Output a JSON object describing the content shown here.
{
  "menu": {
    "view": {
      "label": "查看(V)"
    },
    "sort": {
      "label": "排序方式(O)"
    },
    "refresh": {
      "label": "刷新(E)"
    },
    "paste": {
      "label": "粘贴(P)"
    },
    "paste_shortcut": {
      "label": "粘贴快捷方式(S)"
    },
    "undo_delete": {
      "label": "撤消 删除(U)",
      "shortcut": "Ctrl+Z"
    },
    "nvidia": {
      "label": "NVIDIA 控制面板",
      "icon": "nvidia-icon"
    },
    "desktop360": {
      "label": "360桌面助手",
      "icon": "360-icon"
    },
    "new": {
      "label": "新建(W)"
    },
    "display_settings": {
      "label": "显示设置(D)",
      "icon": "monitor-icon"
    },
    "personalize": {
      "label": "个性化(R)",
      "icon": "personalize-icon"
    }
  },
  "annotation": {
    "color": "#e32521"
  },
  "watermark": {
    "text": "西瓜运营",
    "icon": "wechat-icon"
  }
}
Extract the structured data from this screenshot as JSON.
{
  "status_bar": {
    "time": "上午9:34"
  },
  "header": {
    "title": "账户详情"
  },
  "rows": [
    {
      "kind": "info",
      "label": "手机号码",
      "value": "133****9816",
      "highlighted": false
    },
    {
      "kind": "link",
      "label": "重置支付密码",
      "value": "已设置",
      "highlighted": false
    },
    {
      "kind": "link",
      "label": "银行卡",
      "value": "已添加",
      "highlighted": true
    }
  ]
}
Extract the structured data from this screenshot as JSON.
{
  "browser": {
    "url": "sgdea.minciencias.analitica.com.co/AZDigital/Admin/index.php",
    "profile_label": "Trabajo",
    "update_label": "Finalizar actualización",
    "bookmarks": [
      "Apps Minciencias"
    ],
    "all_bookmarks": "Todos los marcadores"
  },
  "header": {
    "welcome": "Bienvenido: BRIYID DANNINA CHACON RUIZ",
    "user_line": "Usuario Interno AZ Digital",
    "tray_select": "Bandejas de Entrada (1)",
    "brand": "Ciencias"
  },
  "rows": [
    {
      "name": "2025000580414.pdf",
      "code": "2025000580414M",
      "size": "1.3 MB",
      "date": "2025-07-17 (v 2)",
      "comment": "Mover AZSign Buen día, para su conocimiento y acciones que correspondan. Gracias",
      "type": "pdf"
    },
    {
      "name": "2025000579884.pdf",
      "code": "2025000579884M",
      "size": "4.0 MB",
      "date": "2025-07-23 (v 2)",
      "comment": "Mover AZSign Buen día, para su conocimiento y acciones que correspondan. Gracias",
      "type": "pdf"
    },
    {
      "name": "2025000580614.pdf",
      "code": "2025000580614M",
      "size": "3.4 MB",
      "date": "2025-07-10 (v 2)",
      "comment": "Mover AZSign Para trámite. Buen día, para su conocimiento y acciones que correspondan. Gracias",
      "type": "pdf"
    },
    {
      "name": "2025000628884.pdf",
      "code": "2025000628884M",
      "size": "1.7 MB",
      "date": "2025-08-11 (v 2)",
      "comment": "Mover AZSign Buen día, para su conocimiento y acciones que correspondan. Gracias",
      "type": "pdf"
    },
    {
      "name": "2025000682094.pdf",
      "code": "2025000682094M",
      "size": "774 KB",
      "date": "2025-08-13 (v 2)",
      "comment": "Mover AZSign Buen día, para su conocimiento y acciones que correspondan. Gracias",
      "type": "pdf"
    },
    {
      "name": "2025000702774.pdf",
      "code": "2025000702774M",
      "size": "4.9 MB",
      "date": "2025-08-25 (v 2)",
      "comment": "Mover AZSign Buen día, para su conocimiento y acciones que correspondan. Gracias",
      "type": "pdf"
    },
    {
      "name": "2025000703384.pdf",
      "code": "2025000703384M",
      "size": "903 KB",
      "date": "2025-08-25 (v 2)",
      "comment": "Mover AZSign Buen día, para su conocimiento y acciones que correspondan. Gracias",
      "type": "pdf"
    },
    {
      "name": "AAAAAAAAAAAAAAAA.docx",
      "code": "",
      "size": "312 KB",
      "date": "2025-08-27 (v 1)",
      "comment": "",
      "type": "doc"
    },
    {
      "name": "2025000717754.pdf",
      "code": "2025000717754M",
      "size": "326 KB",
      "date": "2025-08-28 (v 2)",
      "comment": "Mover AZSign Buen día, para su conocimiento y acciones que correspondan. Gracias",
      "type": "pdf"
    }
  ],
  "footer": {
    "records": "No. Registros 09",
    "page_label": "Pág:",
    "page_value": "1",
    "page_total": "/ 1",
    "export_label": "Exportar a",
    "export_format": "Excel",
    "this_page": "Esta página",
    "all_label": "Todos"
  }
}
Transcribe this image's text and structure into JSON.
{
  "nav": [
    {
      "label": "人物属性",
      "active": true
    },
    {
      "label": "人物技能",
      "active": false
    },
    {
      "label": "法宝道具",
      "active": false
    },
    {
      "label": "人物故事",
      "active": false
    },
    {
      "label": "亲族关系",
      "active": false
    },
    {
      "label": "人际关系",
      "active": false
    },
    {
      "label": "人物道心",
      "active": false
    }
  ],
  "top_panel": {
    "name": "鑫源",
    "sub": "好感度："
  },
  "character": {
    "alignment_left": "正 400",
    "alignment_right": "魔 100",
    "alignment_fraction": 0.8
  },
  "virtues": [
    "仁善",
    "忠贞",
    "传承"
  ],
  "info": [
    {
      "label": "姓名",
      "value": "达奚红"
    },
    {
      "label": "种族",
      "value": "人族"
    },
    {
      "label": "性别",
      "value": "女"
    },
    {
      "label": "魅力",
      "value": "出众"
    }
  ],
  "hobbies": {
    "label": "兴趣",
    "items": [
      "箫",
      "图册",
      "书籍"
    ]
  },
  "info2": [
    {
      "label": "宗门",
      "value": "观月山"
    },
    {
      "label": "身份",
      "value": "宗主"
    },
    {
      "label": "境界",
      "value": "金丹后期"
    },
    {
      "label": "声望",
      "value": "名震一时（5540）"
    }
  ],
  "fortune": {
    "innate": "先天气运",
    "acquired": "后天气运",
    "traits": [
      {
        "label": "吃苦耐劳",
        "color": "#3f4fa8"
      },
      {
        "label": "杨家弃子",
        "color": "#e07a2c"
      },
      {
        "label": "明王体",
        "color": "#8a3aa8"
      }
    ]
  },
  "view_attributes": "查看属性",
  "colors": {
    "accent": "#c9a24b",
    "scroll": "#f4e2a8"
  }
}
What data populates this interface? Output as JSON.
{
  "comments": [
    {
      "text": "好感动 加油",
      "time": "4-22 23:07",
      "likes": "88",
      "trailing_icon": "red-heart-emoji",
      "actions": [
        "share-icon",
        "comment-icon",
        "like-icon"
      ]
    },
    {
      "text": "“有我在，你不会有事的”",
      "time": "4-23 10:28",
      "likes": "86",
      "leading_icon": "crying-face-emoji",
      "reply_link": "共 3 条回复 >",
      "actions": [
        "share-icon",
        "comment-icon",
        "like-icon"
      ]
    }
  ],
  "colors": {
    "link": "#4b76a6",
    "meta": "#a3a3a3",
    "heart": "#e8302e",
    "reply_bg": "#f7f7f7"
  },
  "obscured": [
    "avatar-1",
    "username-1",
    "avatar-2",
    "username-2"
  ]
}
▬▬▬
◆ Work to be completed
Your task is to repeat every line exactly.

◆ Finished exercise
Output a JSON object describing the content shown here.
{
  "menu": {
    "view": {
      "label": "查看(V)"
    },
    "sort": {
      "label": "排序方式(O)"
    },
    "refresh": {
      "label": "刷新(E)"
    },
    "paste": {
      "label": "粘贴(P)"
    },
    "paste_shortcut": {
      "label": "粘贴快捷方式(S)"
    },
    "undo_delete": {
      "label": "撤消 删除(U)",
      "shortcut": "Ctrl+Z"
    },
    "nvidia": {
      "label": "NVIDIA 控制面板",
      "icon": "nvidia-icon"
    },
    "desktop360": {
      "label": "360桌面助手",
      "icon": "360-icon"
    },
    "new": {
      "label": "新建(W)"
    },
    "display_settings": {
      "label": "显示设置(D)",
      "icon": "monitor-icon"
    },
    "personalize": {
      "label": "个性化(R)",
      "icon": "personalize-icon"
    }
  },
  "annotation": {
    "color": "#e32521"
  },
  "watermark": {
    "text": "西瓜运营",
    "icon": "wechat-icon"
  }
}
Extract the structured data from this screenshot as JSON.
{
  "status_bar": {
    "time": "上午9:34"
  },
  "header": {
    "title": "账户详情"
  },
  "rows": [
    {
      "kind": "info",
      "label": "手机号码",
      "value": "133****9816",
      "highlighted": false
    },
    {
      "kind": "link",
      "label": "重置支付密码",
      "value": "已设置",
      "highlighted": false
    },
    {
      "kind": "link",
      "label": "银行卡",
      "value": "已添加",
      "highlighted": true
    }
  ]
}
Extract the structured data from this screenshot as JSON.
{
  "browser": {
    "url": "sgdea.minciencias.analitica.com.co/AZDigital/Admin/index.php",
    "profile_label": "Trabajo",
    "update_label": "Finalizar actualización",
    "bookmarks": [
      "Apps Minciencias"
    ],
    "all_bookmarks": "Todos los marcadores"
  },
  "header": {
    "welcome": "Bienvenido: BRIYID DANNINA CHACON RUIZ",
    "user_line": "Usuario Interno AZ Digital",
    "tray_select": "Bandejas de Entrada (1)",
    "brand": "Ciencias"
  },
  "rows": [
    {
      "name": "2025000580414.pdf",
      "code": "2025000580414M",
      "size": "1.3 MB",
      "date": "2025-07-17 (v 2)",
      "comment": "Mover AZSign Buen día, para su conocimiento y acciones que correspondan. Gracias",
      "type": "pdf"
    },
    {
      "name": "2025000579884.pdf",
      "code": "2025000579884M",
      "size": "4.0 MB",
      "date": "2025-07-23 (v 2)",
      "comment": "Mover AZSign Buen día, para su conocimiento y acciones que correspondan. Gracias",
      "type": "pdf"
    },
    {
      "name": "2025000580614.pdf",
      "code": "2025000580614M",
      "size": "3.4 MB",
      "date": "2025-07-10 (v 2)",
      "comment": "Mover AZSign Para trámite. Buen día, para su conocimiento y acciones que correspondan. Gracias",
      "type": "pdf"
    },
    {
      "name": "2025000628884.pdf",
      "code": "2025000628884M",
      "size": "1.7 MB",
      "date": "2025-08-11 (v 2)",
      "comment": "Mover AZSign Buen día, para su conocimiento y acciones que correspondan. Gracias",
      "type": "pdf"
    },
    {
      "name": "2025000682094.pdf",
      "code": "2025000682094M",
      "size": "774 KB",
      "date": "2025-08-13 (v 2)",
      "comment": "Mover AZSign Buen día, para su conocimiento y acciones que correspondan. Gracias",
      "type": "pdf"
    },
    {
      "name": "2025000702774.pdf",
      "code": "2025000702774M",
      "size": "4.9 MB",
      "date": "2025-08-25 (v 2)",
      "comment": "Mover AZSign Buen día, para su conocimiento y acciones que correspondan. Gracias",
      "type": "pdf"
    },
    {
      "name": "2025000703384.pdf",
      "code": "2025000703384M",
      "size": "903 KB",
      "date": "2025-08-25 (v 2)",
      "comment": "Mover AZSign Buen día, para su conocimiento y acciones que correspondan. Gracias",
      "type": "pdf"
    },
    {
      "name": "AAAAAAAAAAAAAAAA.docx",
      "code": "",
      "size": "312 KB",
      "date": "2025-08-27 (v 1)",
      "comment": "",
      "type": "doc"
    },
    {
      "name": "2025000717754.pdf",
      "code": "2025000717754M",
      "size": "326 KB",
      "date": "2025-08-28 (v 2)",
      "comment": "Mover AZSign Buen día, para su conocimiento y acciones que correspondan. Gracias",
      "type": "pdf"
    }
  ],
  "footer": {
    "records": "No. Registros 09",
    "page_label": "Pág:",
    "page_value": "1",
    "page_total": "/ 1",
    "export_label": "Exportar a",
    "export_format": "Excel",
    "this_page": "Esta página",
    "all_label": "Todos"
  }
}
Transcribe this image's text and structure into JSON.
{
  "nav": [
    {
      "label": "人物属性",
      "active": true
    },
    {
      "label": "人物技能",
      "active": false
    },
    {
      "label": "法宝道具",
      "active": false
    },
    {
      "label": "人物故事",
      "active": false
    },
    {
      "label": "亲族关系",
      "active": false
    },
    {
      "label": "人际关系",
      "active": false
    },
    {
      "label": "人物道心",
      "active": false
    }
  ],
  "top_panel": {
    "name": "鑫源",
    "sub": "好感度："
  },
  "character": {
    "alignment_left": "正 400",
    "alignment_right": "魔 100",
    "alignment_fraction": 0.8
  },
  "virtues": [
    "仁善",
    "忠贞",
    "传承"
  ],
  "info": [
    {
      "label": "姓名",
      "value": "达奚红"
    },
    {
      "label": "种族",
      "value": "人族"
    },
    {
      "label": "性别",
      "value": "女"
    },
    {
      "label": "魅力",
      "value": "出众"
    }
  ],
  "hobbies": {
    "label": "兴趣",
    "items": [
      "箫",
      "图册",
      "书籍"
    ]
  },
  "info2": [
    {
      "label": "宗门",
      "value": "观月山"
    },
    {
      "label": "身份",
      "value": "宗主"
    },
    {
      "label": "境界",
      "value": "金丹后期"
    },
    {
      "label": "声望",
      "value": "名震一时（5540）"
    }
  ],
  "fortune": {
    "innate": "先天气运",
    "acquired": "后天气运",
    "traits": [
      {
        "label": "吃苦耐劳",
        "color": "#3f4fa8"
      },
      {
        "label": "杨家弃子",
        "color": "#e07a2c"
      },
      {
        "label": "明王体",
        "color": "#8a3aa8"
      }
    ]
  },
  "view_attributes": "查看属性",
  "colors": {
    "accent": "#c9a24b",
    "scroll": "#f4e2a8"
  }
}
What data populates this interface? Output as JSON.
{
  "comments": [
    {
      "text": "好感动 加油",
      "time": "4-22 23:07",
      "likes": "88",
      "trailing_icon": "red-heart-emoji",
      "actions": [
        "share-icon",
        "comment-icon",
        "like-icon"
      ]
    },
    {
      "text": "“有我在，你不会有事的”",
      "time": "4-23 10:28",
      "likes": "86",
      "leading_icon": "crying-face-emoji",
      "reply_link": "共 3 条回复 >",
      "actions": [
        "share-icon",
        "comment-icon",
        "like-icon"
      ]
    }
  ],
  "colors": {
    "link": "#4b76a6",
    "meta": "#a3a3a3",
    "heart": "#e8302e",
    "reply_bg": "#f7f7f7"
  },
  "obscured": [
    "avatar-1",
    "username-1",
    "avatar-2",
    "username-2"
  ]
}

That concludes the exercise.